> _Work to do_
Each entry has to be copied exactly, with nothing missed.
________________________________________
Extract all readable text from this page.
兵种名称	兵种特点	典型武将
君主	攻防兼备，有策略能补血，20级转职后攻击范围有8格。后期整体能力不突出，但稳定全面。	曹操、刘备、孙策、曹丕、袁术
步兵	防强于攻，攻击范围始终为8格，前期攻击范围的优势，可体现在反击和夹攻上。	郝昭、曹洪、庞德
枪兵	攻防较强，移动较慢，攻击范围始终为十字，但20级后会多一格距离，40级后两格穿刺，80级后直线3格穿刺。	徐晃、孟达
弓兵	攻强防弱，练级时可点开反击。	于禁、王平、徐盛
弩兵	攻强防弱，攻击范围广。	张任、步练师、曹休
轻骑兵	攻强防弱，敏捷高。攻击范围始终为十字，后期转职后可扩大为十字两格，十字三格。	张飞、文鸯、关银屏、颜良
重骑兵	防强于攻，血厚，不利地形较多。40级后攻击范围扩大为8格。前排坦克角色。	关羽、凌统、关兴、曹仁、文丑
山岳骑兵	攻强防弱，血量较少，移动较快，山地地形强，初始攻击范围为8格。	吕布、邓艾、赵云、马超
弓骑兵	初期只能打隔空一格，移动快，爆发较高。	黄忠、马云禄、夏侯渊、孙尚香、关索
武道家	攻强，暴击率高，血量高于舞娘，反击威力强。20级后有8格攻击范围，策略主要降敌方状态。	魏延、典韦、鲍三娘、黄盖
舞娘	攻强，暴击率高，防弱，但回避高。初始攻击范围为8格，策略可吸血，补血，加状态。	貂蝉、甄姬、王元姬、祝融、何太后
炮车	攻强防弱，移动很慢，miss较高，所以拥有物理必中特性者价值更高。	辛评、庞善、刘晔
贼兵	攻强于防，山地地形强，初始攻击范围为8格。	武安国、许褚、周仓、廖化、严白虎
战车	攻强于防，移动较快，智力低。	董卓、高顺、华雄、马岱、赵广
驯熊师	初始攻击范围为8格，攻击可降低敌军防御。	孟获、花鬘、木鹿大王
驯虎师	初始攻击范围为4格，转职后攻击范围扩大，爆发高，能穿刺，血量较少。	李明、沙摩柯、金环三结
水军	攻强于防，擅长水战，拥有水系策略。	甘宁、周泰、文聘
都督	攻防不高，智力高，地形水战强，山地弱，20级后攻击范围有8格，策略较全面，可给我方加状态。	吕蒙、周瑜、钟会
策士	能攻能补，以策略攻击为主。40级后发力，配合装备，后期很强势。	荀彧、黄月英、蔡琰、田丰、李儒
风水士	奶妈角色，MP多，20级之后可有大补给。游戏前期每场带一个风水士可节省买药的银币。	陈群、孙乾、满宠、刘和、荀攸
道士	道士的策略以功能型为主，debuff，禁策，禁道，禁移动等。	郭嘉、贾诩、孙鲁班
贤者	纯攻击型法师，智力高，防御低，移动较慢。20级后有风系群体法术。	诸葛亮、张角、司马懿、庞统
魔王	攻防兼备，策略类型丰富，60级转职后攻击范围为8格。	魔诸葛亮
________________________________________
> _Final answer_
Extract all readable text from this page.
兵种名称	兵种特点	典型武将
君主	攻防兼备，有策略能补血，20级转职后攻击范围有8格。后期整体能力不突出，但稳定全面。	曹操、刘备、孙策、曹丕、袁术
步兵	防强于攻，攻击范围始终为8格，前期攻击范围的优势，可体现在反击和夹攻上。	郝昭、曹洪、庞德
枪兵	攻防较强，移动较慢，攻击范围始终为十字，但20级后会多一格距离，40级后两格穿刺，80级后直线3格穿刺。	徐晃、孟达
弓兵	攻强防弱，练级时可点开反击。	于禁、王平、徐盛
弩兵	攻强防弱，攻击范围广。	张任、步练师、曹休
轻骑兵	攻强防弱，敏捷高。攻击范围始终为十字，后期转职后可扩大为十字两格，十字三格。	张飞、文鸯、关银屏、颜良
重骑兵	防强于攻，血厚，不利地形较多。40级后攻击范围扩大为8格。前排坦克角色。	关羽、凌统、关兴、曹仁、文丑
山岳骑兵	攻强防弱，血量较少，移动较快，山地地形强，初始攻击范围为8格。	吕布、邓艾、赵云、马超
弓骑兵	初期只能打隔空一格，移动快，爆发较高。	黄忠、马云禄、夏侯渊、孙尚香、关索
武道家	攻强，暴击率高，血量高于舞娘，反击威力强。20级后有8格攻击范围，策略主要降敌方状态。	魏延、典韦、鲍三娘、黄盖
舞娘	攻强，暴击率高，防弱，但回避高。初始攻击范围为8格，策略可吸血，补血，加状态。	貂蝉、甄姬、王元姬、祝融、何太后
炮车	攻强防弱，移动很慢，miss较高，所以拥有物理必中特性者价值更高。	辛评、庞善、刘晔
贼兵	攻强于防，山地地形强，初始攻击范围为8格。	武安国、许褚、周仓、廖化、严白虎
战车	攻强于防，移动较快，智力低。	董卓、高顺、华雄、马岱、赵广
驯熊师	初始攻击范围为8格，攻击可降低敌军防御。	孟获、花鬘、木鹿大王
驯虎师	初始攻击范围为4格，转职后攻击范围扩大，爆发高，能穿刺，血量较少。	李明、沙摩柯、金环三结
水军	攻强于防，擅长水战，拥有水系策略。	甘宁、周泰、文聘
都督	攻防不高，智力高，地形水战强，山地弱，20级后攻击范围有8格，策略较全面，可给我方加状态。	吕蒙、周瑜、钟会
策士	能攻能补，以策略攻击为主。40级后发力，配合装备，后期很强势。	荀彧、黄月英、蔡琰、田丰、李儒
风水士	奶妈角色，MP多，20级之后可有大补给。游戏前期每场带一个风水士可节省买药的银币。	陈群、孙乾、满宠、刘和、荀攸
道士	道士的策略以功能型为主，debuff，禁策，禁道，禁移动等。	郭嘉、贾诩、孙鲁班
贤者	纯攻击型法师，智力高，防御低，移动较慢。20级后有风系群体法术。	诸葛亮、张角、司马懿、庞统
魔王	攻防兼备，策略类型丰富，60级转职后攻击范围为8格。	魔诸葛亮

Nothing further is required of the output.